● Objetivos
A. Liste todas as pessoas mencionadas pelo nome no texto sobre a autobiografia de Alice da Silva.
B. Nos registros, reescreva o trecho que vai da linha que contém "cell-product: Caffeine (329, 441, 451, 476)" até a linha que contém "x-tick (893, 693, 897, 703)", trocando "Caffeine" por "Tea" e mantendo todo o restante sem alterações.

● Trecho do texto
········

Não perguntem a Alice da Silva, “87 anos e meio”, como gosta de frisar, que profissão ela exerce. É doceira, costureira e lavadeira, enfermeira, parteira, camareira e bilheteira, figurante, benzedeira e, agora, também escritora. Coube a ela o último ato do Festival da Palavra de Curitiba, encerrado dia 1º deste mês, e que movimentou a cidade com autores das melhores cepas. Em meio a um sarau de poesia afro, batuques e rodas, a matriarca lançou a autobiografia Doces memórias. Causou axés, não à toa.
O livro seria um feito por si só – relata os dias de uma anônima da Região Metropolitana, precisamente do Jardim Osasco, em Colombo, onde a autora estreante é um rosto na multidão. Mas ultrapassa a magia das chamadas “vidas em segredo”, tema que encontra entusiastas em tudo que é esquina do planeta. Há quem investigue com paixão este tipo de relato sem frescura, como o pesquisador francês Philippe Lejeune, tarado por diários pessoais. Ou os transforme em teatro, como faz Denise Fraga, atriz do fenômeno de público Eu de você – uma coletânea de relatos de gente comum.
Às falas, Doces memórias foi escrito por uma mulher alfabetizada aos 65 anos, e cujo desejo pelas letras nasceu dentro do Teatro Paiol, na capital paranaense, onde se empregou como ajudante geral, aos 45 anos. Seu primeiro chefe percebeu que a funcionária não sabia ler. Preocupou-se, esboçou um socorro, mas outros gerentes vieram e Alice permaneceu no gargarejo, sem graça, condenada ao papel de uma estranha no ninho da cultura.
O contato com artistas, nas coxias, só lhe aumentava a coceira de aprender – mas... andava sempre às voltas com dinheiro curto e parentes em apuros, nove filhos e mais dois adotados, marido doente e uma dezena de bicos para liquidar o mês. Calou. De resto, até que era divertido tirar fotos com os famosos com os quais trombava no Paiol e nos demais espaços da Fundação Cultural de Curitiba. A atriz Suzana Vieira é uma das que cita. “Como ela está nova, né”? – diz, e se acaba de rir quando ouve que ela sim é que está muito mais enxuta e bonita que a global.
Um dia, decidiu que ia ler e escrever, nem que doesse. Em vez dos livros da escola, jornais velhos lhe serviram de cartilha “para formar palavras”. As letras grandes das manchetes, separadas, embaralhadas e combinadas de novo traduziam o que queria dizer. Dominados os sujeitos, verbos e predicados, deu de olhar para trás e ficar doida para contar como enxergava o mundo. Tinha, afinal, feito e vendido sabão por uns trocados. Costurado vestidos com retalhos. “Achei que os mais novos iam gostar de saber como é que a gente se virava”, explica.
Foi quando começou a rascunhar sua primeira biografia, toda a mão, A história de Alice, abandonada, porque era difícil para diabo exercer o novo ofício, o de leitora e escritora. Doces memórias viria depois, com a ajuda de uma das noras, Melissa Reinehr, e do filho mais novo, o militante negro e editor Kandiero.

········

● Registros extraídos

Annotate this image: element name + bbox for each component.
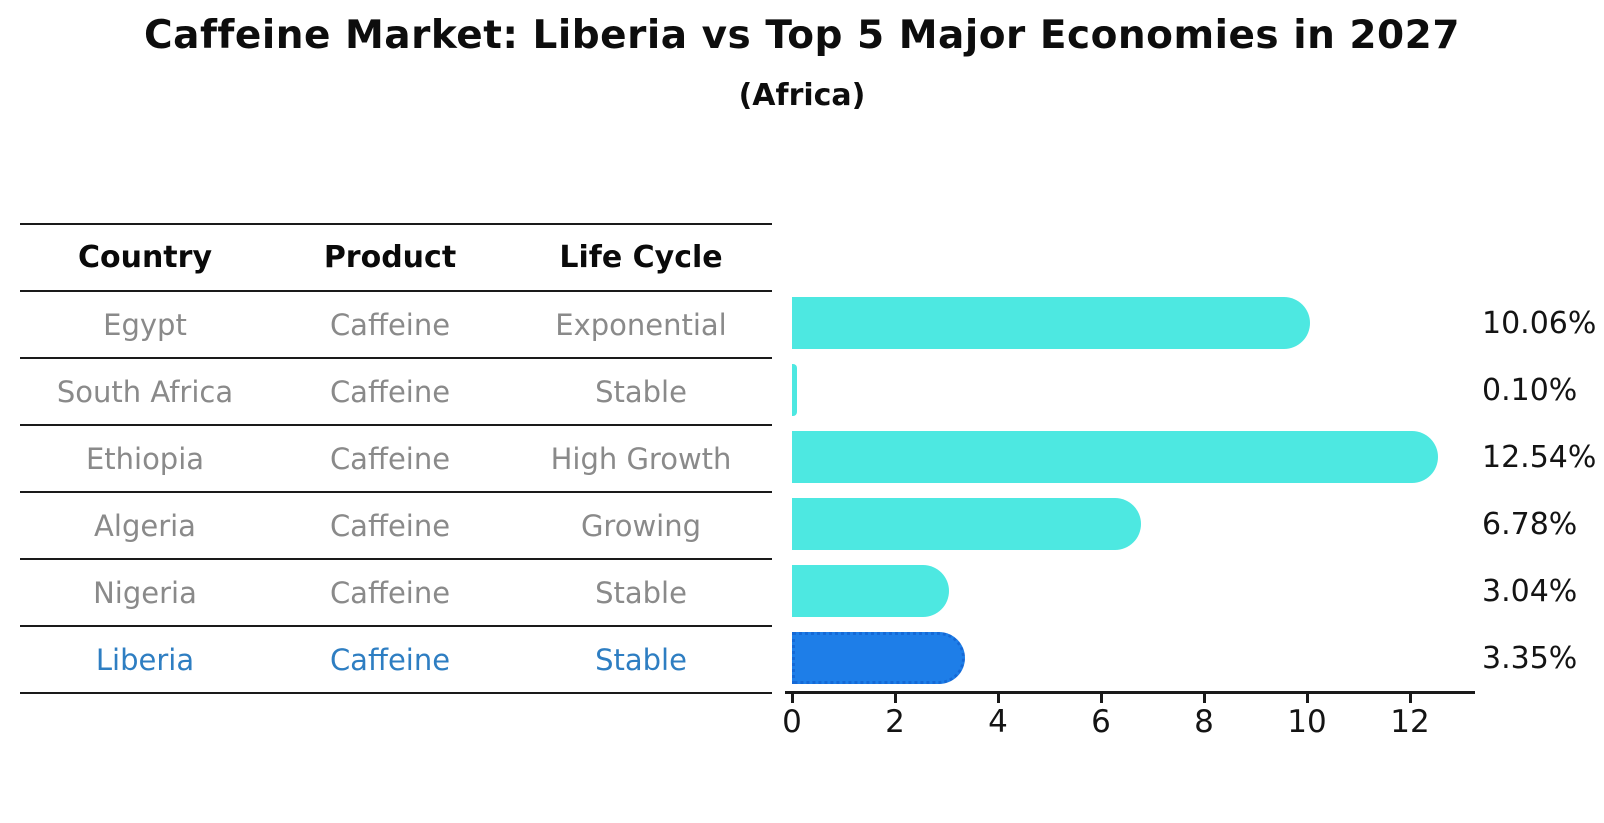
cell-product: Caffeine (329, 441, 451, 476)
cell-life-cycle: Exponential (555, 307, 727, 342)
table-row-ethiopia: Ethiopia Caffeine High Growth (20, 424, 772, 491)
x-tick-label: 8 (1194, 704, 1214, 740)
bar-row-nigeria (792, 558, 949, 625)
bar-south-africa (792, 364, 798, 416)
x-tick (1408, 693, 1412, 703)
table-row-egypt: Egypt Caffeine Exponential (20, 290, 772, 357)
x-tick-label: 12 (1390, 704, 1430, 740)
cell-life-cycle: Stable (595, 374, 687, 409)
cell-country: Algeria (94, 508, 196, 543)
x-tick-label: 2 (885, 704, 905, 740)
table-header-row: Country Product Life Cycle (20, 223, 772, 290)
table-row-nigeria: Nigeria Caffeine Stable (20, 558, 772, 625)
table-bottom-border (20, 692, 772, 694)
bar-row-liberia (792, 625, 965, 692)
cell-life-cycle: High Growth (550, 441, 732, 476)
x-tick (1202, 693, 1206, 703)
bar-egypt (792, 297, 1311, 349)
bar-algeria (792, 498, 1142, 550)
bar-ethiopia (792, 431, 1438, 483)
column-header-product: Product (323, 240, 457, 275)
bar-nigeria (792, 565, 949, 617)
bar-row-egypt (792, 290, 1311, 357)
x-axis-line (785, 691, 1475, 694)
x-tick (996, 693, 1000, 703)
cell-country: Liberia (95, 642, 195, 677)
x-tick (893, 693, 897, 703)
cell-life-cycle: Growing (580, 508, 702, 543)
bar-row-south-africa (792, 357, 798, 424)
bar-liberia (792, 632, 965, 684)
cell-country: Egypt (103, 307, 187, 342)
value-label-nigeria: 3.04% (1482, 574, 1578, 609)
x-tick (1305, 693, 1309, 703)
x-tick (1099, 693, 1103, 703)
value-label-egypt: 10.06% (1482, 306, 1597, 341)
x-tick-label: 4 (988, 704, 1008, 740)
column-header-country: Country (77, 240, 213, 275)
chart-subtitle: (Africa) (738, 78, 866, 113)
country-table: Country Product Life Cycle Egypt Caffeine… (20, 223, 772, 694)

········

● Resolução das tarefas
A. Alice da Silva, Philippe Lejeune, Denise Fraga, Suzana Vieira, Melissa Reinehr e Kandiero.

B.
cell-product: Tea (329, 441, 451, 476)
cell-life-cycle: Exponential (555, 307, 727, 342)
table-row-ethiopia: Ethiopia Tea High Growth (20, 424, 772, 491)
x-tick-label: 8 (1194, 704, 1214, 740)
bar-row-nigeria (792, 558, 949, 625)
bar-south-africa (792, 364, 798, 416)
x-tick (1408, 693, 1412, 703)
table-row-egypt: Egypt Tea Exponential (20, 290, 772, 357)
x-tick-label: 12 (1390, 704, 1430, 740)
cell-life-cycle: Stable (595, 374, 687, 409)
cell-country: Algeria (94, 508, 196, 543)
x-tick-label: 2 (885, 704, 905, 740)
table-header-row: Country Product Life Cycle (20, 223, 772, 290)
table-row-nigeria: Nigeria Tea Stable (20, 558, 772, 625)
table-bottom-border (20, 692, 772, 694)
bar-row-liberia (792, 625, 965, 692)
cell-life-cycle: High Growth (550, 441, 732, 476)
x-tick (1202, 693, 1206, 703)
bar-egypt (792, 297, 1311, 349)
bar-algeria (792, 498, 1142, 550)
bar-ethiopia (792, 431, 1438, 483)
column-header-product: Product (323, 240, 457, 275)
bar-nigeria (792, 565, 949, 617)
bar-row-egypt (792, 290, 1311, 357)
x-axis-line (785, 691, 1475, 694)
x-tick (996, 693, 1000, 703)
cell-country: Liberia (95, 642, 195, 677)
x-tick (893, 693, 897, 703)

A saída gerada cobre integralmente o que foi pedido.